TASK DETAILS> Write out every line below that includes the word "Disconnect".
*** GIVEN DATA ***
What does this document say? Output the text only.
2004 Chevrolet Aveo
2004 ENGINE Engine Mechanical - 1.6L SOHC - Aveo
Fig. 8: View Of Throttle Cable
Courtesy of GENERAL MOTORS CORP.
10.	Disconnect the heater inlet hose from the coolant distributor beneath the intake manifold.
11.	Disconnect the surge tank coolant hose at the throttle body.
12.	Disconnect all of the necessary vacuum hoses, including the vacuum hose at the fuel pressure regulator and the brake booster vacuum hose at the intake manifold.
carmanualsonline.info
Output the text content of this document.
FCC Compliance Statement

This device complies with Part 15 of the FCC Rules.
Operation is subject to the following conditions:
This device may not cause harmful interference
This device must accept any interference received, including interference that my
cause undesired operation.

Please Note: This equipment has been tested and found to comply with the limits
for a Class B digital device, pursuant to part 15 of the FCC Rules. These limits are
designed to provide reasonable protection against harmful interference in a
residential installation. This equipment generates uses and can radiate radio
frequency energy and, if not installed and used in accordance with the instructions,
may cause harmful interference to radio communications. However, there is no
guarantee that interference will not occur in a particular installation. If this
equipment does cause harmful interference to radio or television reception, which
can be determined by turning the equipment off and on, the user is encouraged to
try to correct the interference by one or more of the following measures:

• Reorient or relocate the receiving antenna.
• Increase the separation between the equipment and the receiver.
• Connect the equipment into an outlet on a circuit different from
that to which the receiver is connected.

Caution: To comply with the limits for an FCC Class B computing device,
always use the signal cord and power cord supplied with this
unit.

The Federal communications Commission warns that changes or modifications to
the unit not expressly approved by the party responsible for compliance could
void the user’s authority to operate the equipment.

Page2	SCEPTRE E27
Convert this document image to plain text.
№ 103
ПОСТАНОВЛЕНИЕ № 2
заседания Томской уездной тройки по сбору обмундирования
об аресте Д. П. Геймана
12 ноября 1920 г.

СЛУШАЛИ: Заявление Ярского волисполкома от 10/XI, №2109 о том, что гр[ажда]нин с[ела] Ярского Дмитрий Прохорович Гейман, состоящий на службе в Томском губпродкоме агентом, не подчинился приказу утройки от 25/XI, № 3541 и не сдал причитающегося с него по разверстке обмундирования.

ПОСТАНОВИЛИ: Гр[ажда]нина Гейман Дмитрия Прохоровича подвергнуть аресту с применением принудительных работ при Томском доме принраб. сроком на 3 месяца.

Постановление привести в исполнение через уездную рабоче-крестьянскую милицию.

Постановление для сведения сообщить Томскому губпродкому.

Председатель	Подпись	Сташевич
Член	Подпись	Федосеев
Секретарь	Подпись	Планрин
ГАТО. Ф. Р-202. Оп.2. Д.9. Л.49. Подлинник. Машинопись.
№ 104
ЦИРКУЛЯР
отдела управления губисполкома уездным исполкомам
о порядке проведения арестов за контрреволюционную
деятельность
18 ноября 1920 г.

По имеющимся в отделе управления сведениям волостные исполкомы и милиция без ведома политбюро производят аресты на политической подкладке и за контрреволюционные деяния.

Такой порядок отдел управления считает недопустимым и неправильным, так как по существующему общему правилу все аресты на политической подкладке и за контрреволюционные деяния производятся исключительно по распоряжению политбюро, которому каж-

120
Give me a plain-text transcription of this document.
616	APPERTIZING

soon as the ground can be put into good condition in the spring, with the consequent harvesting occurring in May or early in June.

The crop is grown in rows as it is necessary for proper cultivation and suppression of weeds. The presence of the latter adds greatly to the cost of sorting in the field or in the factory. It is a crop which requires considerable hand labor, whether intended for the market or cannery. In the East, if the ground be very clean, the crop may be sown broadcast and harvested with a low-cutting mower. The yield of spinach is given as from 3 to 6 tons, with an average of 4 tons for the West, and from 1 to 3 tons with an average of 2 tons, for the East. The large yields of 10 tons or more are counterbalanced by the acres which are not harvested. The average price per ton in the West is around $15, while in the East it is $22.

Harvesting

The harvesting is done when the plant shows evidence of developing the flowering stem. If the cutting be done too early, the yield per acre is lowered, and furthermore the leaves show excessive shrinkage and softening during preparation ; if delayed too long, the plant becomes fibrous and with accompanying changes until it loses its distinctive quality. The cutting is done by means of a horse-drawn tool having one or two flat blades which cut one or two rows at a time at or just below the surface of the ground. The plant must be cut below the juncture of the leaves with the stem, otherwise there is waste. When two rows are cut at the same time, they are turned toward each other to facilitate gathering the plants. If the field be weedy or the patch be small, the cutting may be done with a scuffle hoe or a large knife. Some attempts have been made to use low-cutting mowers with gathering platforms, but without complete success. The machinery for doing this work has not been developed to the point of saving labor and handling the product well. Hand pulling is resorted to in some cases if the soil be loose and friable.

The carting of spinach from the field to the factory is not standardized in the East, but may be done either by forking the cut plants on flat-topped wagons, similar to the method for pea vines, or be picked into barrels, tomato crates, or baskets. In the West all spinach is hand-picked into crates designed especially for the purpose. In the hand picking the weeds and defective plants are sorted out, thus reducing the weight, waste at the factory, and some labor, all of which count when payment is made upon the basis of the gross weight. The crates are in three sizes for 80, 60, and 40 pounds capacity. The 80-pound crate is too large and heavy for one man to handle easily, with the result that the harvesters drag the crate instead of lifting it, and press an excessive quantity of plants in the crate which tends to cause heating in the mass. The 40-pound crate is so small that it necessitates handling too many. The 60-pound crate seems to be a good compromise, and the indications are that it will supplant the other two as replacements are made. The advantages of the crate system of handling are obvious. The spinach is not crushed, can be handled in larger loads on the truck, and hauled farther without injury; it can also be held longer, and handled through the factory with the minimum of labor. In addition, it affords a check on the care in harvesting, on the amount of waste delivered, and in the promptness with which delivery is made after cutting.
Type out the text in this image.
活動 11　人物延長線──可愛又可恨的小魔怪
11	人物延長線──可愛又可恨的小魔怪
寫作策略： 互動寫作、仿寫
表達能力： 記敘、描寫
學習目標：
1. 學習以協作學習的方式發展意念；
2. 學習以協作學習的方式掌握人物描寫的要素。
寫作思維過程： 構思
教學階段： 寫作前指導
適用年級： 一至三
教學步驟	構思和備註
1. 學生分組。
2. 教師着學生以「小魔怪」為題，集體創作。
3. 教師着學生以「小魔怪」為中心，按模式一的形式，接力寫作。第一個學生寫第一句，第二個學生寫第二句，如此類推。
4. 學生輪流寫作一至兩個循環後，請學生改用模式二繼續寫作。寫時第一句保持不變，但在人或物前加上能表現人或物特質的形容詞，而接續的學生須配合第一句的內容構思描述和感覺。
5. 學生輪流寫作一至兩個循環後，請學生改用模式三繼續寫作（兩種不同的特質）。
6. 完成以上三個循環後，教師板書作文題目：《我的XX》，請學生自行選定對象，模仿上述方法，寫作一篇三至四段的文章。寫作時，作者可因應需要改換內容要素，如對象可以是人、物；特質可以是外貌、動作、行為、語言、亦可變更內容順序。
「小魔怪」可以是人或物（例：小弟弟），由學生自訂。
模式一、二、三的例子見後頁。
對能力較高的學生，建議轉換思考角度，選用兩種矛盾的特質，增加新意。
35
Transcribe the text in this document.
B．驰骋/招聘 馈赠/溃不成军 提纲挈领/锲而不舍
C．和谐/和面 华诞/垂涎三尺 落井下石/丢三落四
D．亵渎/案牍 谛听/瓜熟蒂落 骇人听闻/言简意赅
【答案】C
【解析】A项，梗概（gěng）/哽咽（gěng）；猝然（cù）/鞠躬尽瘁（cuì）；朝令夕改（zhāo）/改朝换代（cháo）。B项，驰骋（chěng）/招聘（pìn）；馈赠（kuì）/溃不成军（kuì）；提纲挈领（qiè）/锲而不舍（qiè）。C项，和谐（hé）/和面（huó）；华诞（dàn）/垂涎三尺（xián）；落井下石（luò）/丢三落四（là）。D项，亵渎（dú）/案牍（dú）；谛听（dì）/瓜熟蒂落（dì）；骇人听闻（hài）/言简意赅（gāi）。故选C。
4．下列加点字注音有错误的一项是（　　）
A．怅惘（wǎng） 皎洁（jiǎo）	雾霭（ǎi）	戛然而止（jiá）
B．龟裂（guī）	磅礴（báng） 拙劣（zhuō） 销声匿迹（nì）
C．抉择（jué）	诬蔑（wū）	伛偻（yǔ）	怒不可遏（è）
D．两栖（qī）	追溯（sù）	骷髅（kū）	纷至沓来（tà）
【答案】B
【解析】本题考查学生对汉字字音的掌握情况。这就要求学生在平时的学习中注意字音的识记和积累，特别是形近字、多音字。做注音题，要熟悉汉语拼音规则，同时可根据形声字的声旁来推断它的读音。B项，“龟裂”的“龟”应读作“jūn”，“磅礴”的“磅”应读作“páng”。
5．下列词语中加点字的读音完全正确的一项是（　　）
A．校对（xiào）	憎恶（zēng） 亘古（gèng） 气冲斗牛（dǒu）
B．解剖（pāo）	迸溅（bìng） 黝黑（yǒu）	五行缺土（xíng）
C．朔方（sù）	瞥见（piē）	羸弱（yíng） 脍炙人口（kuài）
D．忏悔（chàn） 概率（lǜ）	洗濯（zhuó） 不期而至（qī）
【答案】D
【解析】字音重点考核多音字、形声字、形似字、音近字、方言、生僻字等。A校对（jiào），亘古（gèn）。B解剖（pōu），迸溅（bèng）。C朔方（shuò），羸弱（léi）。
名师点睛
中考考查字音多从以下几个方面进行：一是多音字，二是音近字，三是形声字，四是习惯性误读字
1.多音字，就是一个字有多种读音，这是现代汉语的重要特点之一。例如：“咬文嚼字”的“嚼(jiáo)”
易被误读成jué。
***
EXPECTED OUTPUT>
10.	Disconnect the heater inlet hose from the coolant distributor beneath the intake manifold.
11.	Disconnect the surge tank coolant hose at the throttle body.
12.	Disconnect all of the necessary vacuum hoses, including the vacuum hose at the fuel pressure regulator and the brake booster vacuum hose at the intake manifold.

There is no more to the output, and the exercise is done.